PROBLEM DESCRIPTION
Pick up the passage on emigration and education in Cape Verde after its last sentence and carry it forward, extending the country introduction.

PASSAGE PROVIDED

To undertake our objectives, we begin by presenting a brief overview of the main characteristics
of our country of interest. We then proceed by presenting the household surveys we use in our
empirical work, including their main descriptive statistics. In section 4, we define and propose a
realistic measure of the brain drain in Cape Verde. In the following sections, we empirically
establish the reverse brain gain forces: section 5 establishes the role of emigration on improved
educational achievement of non-migrants, whereas section 6 presents evidence on the contribution
of return migration to human capital accumulation. Section 7 summarizes and presents policy
implications.
2. Cape Verde: A Short Introduction to the Country
Cape Verde is a nine-island country with 441,000 inhabitants, according to the latest 2000 Census.

RECORDS
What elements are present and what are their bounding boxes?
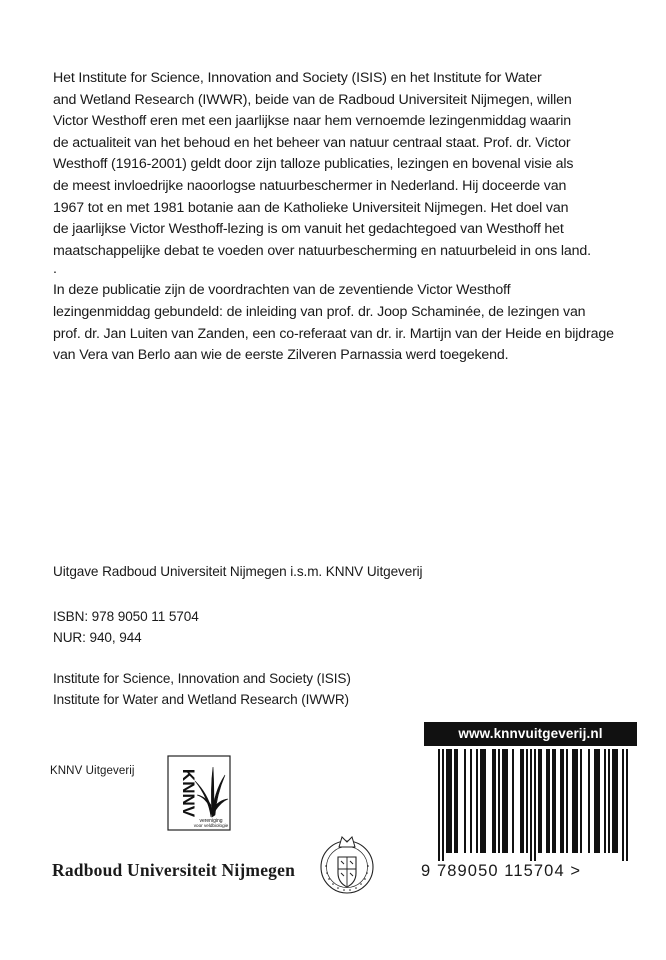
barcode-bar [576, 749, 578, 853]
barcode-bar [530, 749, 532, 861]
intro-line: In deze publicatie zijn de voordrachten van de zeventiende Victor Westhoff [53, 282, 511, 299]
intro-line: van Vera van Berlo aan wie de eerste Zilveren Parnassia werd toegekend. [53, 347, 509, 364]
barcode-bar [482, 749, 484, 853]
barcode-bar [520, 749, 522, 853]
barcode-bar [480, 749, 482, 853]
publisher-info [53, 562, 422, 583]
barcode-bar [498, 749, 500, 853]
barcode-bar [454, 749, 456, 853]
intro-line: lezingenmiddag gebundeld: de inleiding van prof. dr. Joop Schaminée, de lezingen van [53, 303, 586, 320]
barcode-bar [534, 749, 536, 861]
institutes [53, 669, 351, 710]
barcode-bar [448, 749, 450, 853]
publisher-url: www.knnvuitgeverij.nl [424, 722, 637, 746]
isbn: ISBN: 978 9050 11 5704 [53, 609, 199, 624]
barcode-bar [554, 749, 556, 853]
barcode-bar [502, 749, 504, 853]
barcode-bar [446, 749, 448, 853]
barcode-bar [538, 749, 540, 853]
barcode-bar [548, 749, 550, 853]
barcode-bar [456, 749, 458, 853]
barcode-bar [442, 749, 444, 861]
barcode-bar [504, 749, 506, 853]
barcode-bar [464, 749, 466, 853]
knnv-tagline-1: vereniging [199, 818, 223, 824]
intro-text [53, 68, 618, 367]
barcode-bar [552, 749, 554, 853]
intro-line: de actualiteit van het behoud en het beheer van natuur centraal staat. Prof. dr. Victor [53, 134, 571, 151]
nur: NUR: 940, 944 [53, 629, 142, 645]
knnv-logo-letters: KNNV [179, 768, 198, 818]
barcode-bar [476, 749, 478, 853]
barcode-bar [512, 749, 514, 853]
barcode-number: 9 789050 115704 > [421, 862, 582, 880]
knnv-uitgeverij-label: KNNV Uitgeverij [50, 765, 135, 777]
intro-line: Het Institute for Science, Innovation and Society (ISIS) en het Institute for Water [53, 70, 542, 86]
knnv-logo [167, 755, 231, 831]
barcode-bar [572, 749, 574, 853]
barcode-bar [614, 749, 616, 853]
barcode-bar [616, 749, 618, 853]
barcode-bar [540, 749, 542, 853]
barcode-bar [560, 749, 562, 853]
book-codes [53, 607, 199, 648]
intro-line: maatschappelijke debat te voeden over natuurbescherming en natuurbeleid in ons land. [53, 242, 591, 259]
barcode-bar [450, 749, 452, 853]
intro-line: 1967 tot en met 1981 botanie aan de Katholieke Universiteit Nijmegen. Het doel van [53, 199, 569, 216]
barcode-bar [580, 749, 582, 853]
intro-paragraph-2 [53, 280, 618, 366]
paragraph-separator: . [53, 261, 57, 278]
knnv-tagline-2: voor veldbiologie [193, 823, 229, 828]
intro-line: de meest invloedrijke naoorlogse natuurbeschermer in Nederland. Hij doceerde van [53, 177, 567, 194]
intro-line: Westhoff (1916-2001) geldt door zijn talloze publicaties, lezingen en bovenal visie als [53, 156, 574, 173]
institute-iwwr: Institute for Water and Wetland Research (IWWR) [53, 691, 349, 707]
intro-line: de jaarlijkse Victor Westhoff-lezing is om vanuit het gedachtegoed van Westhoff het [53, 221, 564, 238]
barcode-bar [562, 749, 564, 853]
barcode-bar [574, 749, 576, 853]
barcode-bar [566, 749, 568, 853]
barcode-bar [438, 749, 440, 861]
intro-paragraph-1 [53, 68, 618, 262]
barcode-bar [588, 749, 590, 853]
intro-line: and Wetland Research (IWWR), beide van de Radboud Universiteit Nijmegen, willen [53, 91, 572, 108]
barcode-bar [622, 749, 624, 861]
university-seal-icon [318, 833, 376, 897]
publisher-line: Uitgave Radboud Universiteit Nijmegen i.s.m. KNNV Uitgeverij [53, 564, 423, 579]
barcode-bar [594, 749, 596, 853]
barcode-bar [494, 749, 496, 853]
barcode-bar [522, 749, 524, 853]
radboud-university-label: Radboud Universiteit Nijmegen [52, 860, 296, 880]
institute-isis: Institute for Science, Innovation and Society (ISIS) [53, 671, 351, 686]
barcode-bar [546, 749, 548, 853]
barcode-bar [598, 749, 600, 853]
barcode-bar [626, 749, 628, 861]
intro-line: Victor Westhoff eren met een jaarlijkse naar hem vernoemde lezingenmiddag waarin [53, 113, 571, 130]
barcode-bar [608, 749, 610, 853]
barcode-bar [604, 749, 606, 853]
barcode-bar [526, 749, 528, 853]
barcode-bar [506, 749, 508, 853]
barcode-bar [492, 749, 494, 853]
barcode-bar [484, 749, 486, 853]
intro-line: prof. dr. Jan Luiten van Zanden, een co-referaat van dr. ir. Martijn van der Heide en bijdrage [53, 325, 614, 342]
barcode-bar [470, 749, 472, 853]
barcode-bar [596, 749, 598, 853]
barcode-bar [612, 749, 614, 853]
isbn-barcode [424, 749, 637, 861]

...

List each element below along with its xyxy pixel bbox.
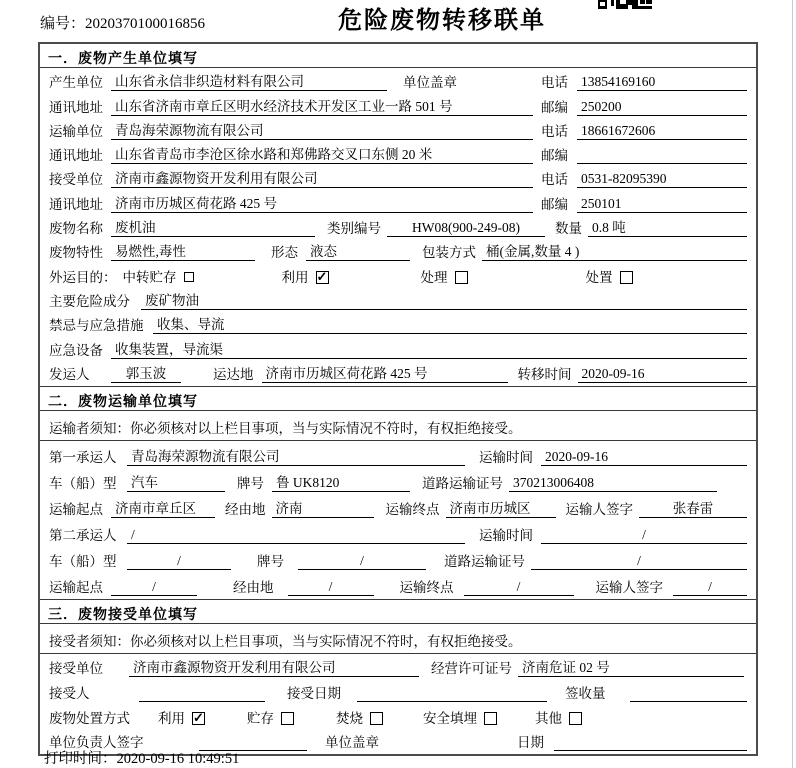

ANSWER TO THIS TASK
In terms of institutional history, the country was a Portuguese colony until 1975, when it became
independent and a socialist regime was put I place, a common trend in Lusophone Africa. The
first free elections only occurred in 1991, but a stable democracy has been in place thereafter. In
addition, the country was awarded in 2005 the Best Control of Corruption in Sub-Saharan Africa,
after Botswana, by the World Bank.
In terms of economic performance, it clearly exceeded the Sub-Saharan African Average GDP per
capita growth 1980-2004 (PWT 6.2.) of 0.6%. Indeed, it was the third fastest country in terms of
per capita growth out of the 45 sub-Saharan countries in PWT 6.2., after Equatorial Guinea (11%
average annual growth arte) and Botswana (5%), both countries rich in natural resources and with
exports accounting for a large fraction of their GDP (47% and 55%, respectively). Unlike these
countries, Cape Verde stands out growing at an average annual rate of 4.4% (4.1% over 1981-
1990, 5.8% over 1991-2000) but with exports accounting for only 20% of its GDP and no natural
resource abundance - rather the opposite, as droughts and famines were a recurrent characteristics
of the country’s history.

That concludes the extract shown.